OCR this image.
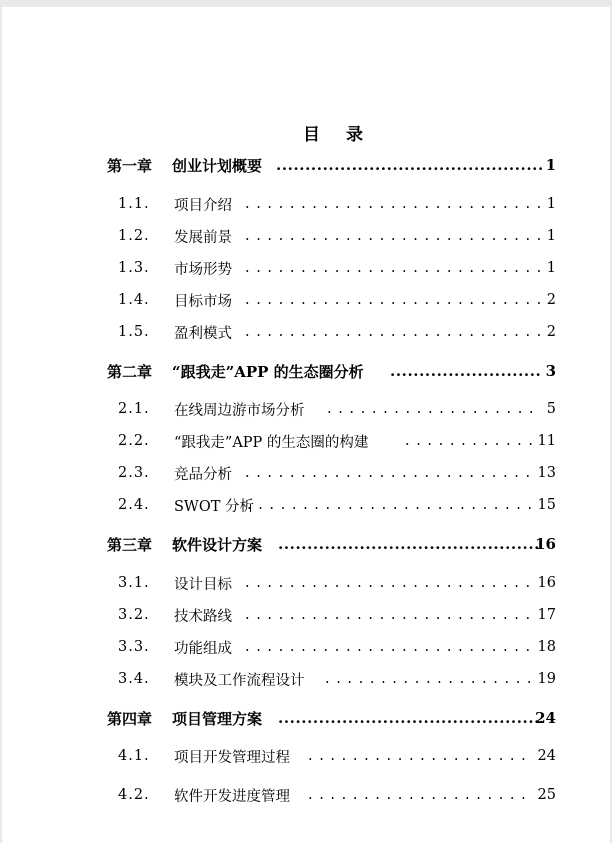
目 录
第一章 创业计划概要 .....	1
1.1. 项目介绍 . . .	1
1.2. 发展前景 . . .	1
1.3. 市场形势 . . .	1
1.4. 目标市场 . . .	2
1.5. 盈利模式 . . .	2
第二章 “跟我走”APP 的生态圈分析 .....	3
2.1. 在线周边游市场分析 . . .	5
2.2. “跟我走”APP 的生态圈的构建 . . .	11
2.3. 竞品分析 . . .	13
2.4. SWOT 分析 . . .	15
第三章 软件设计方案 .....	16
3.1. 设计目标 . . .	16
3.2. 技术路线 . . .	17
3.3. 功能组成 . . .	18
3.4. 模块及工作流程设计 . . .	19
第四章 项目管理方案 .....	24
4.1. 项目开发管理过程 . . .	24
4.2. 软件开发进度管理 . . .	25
...
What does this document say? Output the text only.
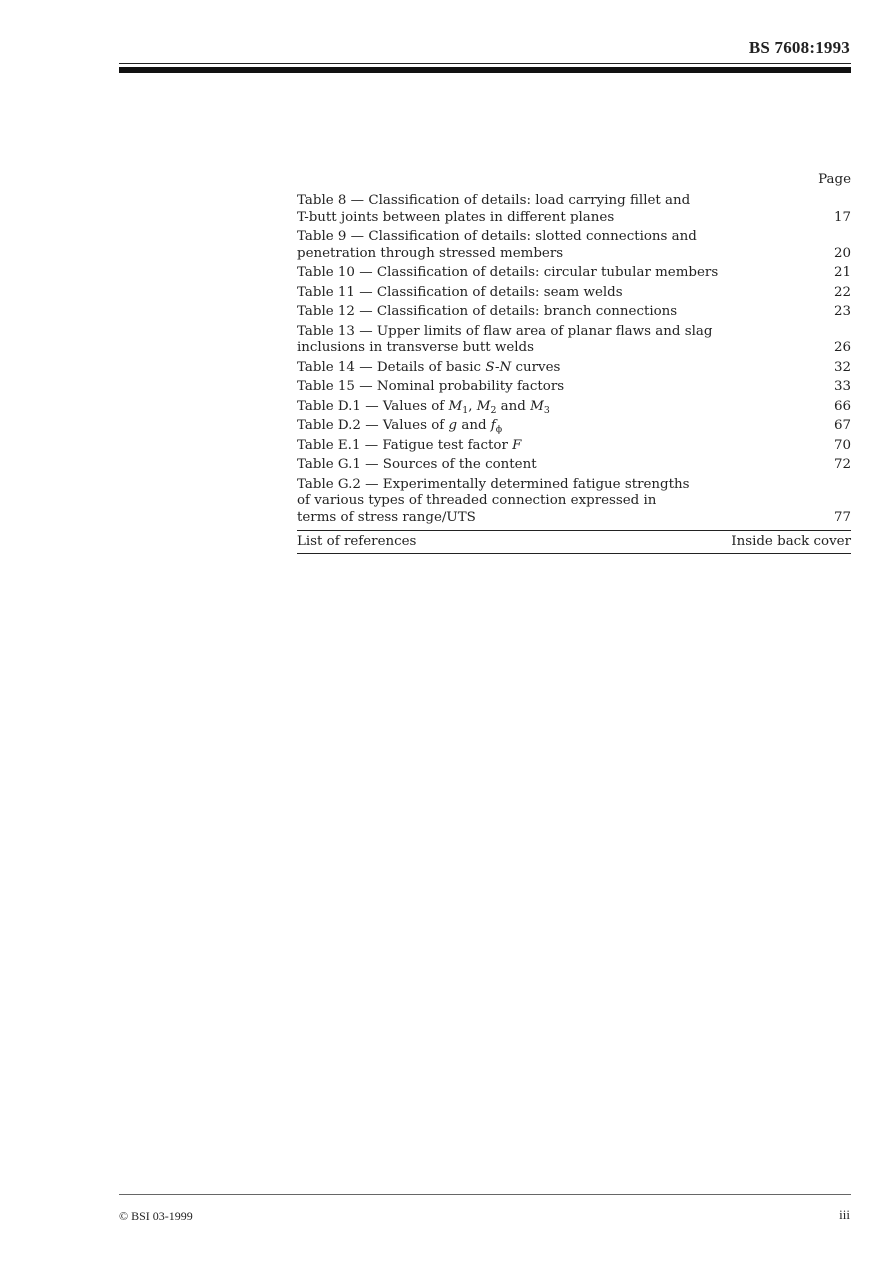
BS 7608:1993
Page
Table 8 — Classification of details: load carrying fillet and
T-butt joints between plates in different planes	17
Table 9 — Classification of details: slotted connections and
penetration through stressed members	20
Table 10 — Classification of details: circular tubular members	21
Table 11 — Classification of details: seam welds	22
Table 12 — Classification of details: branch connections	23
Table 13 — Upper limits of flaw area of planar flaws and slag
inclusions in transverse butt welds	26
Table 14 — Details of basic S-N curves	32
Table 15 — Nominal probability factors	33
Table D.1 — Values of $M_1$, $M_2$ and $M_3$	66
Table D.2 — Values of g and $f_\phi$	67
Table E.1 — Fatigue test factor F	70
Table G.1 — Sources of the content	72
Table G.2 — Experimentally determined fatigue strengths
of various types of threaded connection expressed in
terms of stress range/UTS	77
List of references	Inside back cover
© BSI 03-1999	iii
* * *
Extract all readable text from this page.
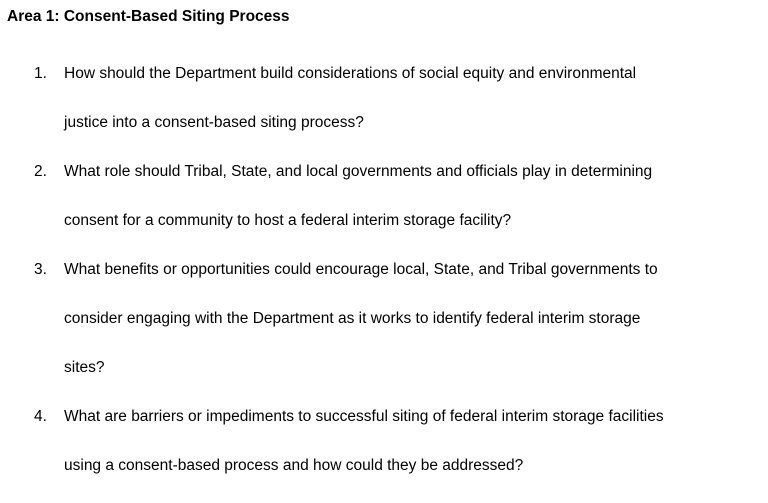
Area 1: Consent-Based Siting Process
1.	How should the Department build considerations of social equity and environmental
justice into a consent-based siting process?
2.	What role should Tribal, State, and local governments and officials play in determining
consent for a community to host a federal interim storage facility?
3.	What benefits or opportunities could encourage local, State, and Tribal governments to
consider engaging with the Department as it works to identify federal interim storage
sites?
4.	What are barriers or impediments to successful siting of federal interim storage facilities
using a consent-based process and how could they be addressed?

» Exercise requirements: Copy each line of the data above that holds "federal".

» Written reply:
consent for a community to host a federal interim storage facility?
consider engaging with the Department as it works to identify federal interim storage
4.	What are barriers or impediments to successful siting of federal interim storage facilities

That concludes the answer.